(Instructions to follow) Show all lines holding "Initial".

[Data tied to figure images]
--------------------

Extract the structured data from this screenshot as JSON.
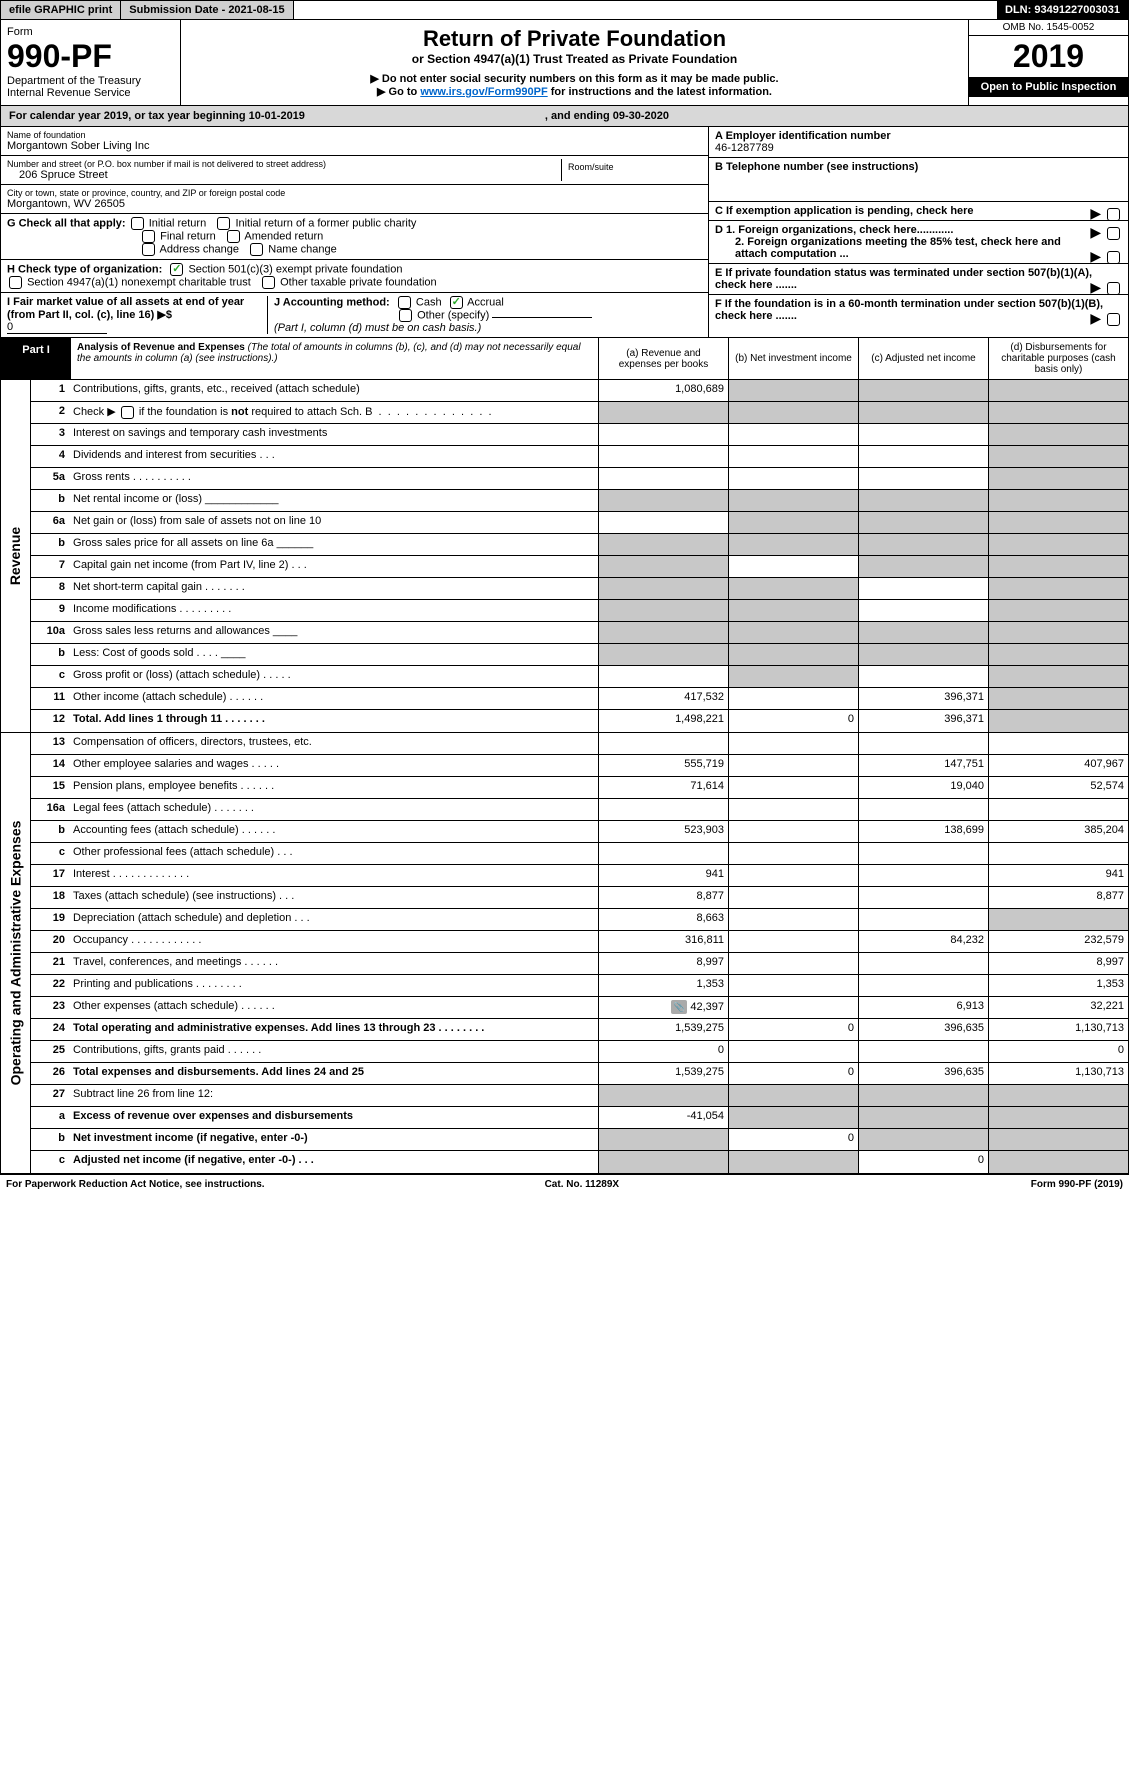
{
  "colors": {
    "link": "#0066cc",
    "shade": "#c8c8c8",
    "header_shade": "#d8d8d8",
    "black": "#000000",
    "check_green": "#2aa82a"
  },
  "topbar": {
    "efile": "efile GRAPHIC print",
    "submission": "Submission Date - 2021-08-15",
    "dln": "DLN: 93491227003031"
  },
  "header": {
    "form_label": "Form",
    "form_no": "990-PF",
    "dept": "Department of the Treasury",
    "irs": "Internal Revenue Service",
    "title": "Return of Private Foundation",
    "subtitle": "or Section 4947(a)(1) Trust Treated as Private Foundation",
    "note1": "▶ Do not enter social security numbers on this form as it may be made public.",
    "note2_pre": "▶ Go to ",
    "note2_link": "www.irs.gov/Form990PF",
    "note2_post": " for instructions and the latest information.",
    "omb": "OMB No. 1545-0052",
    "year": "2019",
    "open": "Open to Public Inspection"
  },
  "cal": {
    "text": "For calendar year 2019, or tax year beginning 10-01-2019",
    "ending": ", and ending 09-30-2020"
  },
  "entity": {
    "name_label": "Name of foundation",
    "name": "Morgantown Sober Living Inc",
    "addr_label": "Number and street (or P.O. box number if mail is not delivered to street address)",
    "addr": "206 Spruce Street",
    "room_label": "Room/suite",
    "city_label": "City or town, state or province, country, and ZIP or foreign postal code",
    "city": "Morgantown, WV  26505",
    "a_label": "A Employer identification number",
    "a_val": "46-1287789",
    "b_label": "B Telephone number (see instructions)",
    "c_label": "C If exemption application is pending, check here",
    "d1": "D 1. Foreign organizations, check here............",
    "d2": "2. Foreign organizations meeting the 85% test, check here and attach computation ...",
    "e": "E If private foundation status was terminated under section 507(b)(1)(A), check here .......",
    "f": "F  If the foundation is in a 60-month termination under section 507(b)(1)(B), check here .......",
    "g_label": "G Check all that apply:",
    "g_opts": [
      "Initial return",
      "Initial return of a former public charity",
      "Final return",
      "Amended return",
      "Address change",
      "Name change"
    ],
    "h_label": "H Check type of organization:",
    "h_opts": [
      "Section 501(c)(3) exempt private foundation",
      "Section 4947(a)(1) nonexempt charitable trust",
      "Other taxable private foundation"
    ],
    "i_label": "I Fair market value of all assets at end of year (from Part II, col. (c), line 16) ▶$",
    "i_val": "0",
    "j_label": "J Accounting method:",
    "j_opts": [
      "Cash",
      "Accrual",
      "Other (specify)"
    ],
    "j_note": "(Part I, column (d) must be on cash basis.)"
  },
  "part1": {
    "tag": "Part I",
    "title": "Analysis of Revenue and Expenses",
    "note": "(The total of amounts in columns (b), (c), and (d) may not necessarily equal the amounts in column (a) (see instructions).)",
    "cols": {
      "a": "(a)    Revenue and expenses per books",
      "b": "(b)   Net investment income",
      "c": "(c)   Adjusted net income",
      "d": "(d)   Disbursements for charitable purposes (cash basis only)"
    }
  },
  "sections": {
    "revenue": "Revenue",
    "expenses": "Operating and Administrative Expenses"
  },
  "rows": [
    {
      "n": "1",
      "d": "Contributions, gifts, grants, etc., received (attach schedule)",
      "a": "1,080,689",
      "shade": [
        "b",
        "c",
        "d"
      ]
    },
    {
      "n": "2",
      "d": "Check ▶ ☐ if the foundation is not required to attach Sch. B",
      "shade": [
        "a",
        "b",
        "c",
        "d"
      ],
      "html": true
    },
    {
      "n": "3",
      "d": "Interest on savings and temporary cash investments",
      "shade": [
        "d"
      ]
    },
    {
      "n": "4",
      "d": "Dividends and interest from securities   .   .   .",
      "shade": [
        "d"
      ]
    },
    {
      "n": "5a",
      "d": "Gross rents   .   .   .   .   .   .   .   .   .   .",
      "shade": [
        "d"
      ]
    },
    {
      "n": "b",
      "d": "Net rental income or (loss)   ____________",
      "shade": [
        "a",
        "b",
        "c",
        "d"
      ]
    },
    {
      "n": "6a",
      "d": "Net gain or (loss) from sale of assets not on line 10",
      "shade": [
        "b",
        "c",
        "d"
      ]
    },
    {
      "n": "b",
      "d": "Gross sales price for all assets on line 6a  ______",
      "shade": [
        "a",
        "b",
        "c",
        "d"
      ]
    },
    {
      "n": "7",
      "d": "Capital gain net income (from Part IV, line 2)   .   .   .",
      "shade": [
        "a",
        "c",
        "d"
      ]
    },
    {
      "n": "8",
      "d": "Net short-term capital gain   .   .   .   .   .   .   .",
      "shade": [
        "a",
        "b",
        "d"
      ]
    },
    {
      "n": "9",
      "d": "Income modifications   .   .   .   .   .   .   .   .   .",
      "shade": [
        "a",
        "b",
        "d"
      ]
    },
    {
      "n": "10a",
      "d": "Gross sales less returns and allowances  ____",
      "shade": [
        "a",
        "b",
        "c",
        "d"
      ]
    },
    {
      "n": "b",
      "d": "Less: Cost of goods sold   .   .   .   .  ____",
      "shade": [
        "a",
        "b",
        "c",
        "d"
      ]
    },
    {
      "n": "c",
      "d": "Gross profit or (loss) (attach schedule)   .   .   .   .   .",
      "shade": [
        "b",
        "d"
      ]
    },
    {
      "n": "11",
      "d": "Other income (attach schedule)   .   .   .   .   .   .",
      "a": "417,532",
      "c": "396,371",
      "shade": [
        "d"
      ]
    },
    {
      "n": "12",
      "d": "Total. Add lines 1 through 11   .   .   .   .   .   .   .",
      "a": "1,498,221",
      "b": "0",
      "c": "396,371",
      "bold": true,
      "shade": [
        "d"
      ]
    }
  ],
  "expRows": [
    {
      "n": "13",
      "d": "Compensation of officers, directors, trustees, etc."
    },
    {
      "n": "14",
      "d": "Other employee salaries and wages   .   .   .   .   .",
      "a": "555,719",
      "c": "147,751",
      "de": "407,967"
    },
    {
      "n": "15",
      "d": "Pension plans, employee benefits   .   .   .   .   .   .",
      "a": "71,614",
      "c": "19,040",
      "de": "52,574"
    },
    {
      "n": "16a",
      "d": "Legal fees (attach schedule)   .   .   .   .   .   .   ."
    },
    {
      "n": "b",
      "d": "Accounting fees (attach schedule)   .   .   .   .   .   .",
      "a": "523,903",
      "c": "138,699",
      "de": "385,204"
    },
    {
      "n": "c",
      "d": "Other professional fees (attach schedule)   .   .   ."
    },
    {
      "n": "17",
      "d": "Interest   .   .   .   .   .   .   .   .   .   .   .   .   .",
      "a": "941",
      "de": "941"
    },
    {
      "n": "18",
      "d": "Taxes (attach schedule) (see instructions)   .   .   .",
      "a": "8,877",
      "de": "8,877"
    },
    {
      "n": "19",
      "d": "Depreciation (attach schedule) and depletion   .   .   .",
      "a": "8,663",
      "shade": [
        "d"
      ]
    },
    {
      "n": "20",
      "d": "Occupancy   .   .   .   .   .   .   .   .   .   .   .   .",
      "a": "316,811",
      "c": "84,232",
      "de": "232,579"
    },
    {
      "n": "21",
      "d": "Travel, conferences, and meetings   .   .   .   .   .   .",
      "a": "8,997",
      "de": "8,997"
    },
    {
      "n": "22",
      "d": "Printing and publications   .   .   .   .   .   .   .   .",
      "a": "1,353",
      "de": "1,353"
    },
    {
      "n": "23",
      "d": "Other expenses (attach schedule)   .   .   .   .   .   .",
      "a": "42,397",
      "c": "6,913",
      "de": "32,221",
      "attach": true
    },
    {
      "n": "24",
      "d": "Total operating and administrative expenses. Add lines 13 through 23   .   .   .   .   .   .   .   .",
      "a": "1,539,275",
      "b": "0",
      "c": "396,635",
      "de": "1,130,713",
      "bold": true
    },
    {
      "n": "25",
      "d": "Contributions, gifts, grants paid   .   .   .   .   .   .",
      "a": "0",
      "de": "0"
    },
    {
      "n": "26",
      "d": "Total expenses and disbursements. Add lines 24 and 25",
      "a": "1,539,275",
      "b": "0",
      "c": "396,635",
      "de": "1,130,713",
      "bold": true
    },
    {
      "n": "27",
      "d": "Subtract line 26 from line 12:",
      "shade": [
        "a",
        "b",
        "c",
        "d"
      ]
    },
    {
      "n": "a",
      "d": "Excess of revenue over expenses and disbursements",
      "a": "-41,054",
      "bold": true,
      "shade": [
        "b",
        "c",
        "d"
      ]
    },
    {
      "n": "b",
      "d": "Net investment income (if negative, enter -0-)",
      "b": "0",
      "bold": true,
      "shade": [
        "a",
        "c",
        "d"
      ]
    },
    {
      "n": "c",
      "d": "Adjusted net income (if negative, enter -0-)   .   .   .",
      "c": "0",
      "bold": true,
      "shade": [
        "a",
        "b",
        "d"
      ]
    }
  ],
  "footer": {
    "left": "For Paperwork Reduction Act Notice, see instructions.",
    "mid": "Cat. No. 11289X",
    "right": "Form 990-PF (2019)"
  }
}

--------------------

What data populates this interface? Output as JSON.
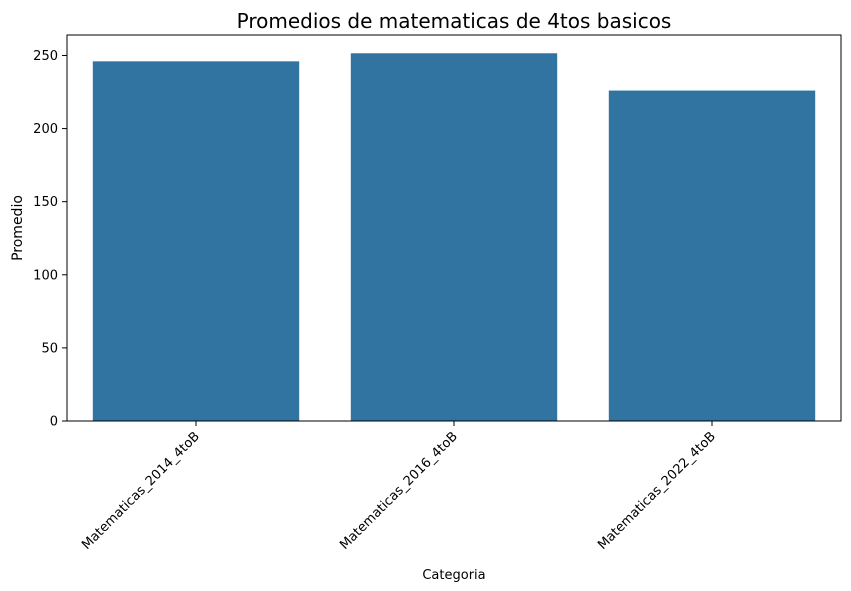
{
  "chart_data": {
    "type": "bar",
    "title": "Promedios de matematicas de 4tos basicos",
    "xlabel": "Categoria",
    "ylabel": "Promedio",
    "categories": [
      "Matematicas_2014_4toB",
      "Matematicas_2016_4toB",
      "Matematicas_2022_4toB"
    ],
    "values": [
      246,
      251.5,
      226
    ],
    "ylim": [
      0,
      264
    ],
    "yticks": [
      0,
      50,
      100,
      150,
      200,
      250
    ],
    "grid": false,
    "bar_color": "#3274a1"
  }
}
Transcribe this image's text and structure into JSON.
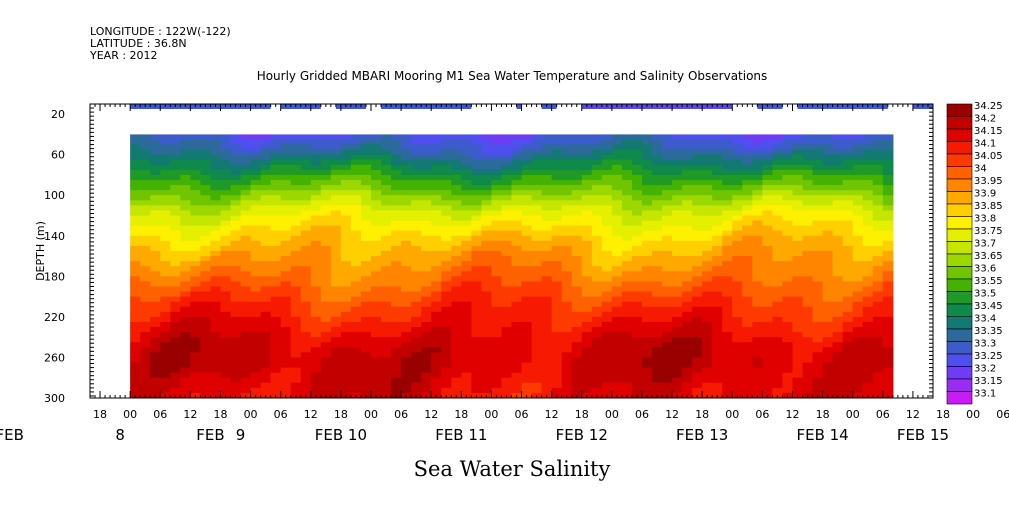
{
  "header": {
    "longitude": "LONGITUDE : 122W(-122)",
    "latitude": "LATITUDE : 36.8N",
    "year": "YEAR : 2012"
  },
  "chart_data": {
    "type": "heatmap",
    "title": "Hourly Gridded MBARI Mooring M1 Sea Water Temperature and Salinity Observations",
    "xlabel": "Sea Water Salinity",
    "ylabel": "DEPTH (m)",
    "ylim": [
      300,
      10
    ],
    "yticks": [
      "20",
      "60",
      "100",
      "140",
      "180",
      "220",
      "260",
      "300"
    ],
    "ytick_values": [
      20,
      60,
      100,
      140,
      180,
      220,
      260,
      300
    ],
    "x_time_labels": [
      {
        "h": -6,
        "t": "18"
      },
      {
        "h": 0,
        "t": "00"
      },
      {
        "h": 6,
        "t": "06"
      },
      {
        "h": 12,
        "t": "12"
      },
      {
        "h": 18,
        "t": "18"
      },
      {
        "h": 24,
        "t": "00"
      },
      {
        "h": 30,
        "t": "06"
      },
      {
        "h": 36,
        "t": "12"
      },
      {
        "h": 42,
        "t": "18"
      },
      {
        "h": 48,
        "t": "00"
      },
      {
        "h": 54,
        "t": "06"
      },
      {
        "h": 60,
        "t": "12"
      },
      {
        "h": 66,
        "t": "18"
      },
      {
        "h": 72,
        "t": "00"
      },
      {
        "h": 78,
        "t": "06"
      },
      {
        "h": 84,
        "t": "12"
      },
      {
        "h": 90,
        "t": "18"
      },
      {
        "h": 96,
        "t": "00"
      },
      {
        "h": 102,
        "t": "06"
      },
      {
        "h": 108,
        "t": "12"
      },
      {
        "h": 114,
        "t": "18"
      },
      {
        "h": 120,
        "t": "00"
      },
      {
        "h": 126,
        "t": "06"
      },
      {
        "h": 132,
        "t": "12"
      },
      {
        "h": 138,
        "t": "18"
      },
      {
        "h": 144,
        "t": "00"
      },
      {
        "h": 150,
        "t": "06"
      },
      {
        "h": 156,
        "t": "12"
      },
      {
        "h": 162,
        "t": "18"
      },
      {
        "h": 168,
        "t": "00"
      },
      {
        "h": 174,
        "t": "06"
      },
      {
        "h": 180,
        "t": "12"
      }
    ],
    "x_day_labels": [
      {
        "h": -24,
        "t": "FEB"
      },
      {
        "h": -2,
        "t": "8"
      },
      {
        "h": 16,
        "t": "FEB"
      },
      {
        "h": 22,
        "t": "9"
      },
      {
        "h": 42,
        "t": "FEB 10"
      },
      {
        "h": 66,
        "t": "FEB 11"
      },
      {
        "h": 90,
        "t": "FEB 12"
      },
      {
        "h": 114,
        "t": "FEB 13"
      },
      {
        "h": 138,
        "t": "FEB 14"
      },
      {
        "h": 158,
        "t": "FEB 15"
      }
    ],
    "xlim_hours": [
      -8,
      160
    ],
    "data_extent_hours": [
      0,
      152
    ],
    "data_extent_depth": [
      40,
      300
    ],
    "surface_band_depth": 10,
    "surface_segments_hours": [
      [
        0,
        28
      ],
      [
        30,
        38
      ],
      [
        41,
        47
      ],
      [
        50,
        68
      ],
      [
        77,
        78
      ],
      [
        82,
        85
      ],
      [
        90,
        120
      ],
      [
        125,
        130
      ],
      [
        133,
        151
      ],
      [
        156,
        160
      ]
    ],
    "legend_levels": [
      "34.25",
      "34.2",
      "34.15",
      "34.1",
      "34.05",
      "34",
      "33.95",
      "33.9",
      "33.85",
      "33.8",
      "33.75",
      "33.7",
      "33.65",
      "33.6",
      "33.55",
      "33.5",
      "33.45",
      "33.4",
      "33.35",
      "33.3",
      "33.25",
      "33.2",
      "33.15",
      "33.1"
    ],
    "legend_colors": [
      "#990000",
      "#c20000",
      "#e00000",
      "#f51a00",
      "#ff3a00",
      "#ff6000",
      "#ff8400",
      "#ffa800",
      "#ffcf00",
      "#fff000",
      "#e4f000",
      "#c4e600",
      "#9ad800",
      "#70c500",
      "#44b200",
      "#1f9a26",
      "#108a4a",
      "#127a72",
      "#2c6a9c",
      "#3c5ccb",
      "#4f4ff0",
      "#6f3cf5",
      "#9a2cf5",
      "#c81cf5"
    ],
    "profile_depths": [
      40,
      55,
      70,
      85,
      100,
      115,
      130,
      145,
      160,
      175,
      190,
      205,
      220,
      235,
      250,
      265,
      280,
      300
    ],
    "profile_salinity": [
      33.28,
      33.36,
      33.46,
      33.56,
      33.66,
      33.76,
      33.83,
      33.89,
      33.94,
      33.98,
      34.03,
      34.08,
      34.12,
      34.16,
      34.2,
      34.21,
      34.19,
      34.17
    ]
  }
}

--------------------

(Solution)
      "Initial return",
      "Initial return of a former public charity",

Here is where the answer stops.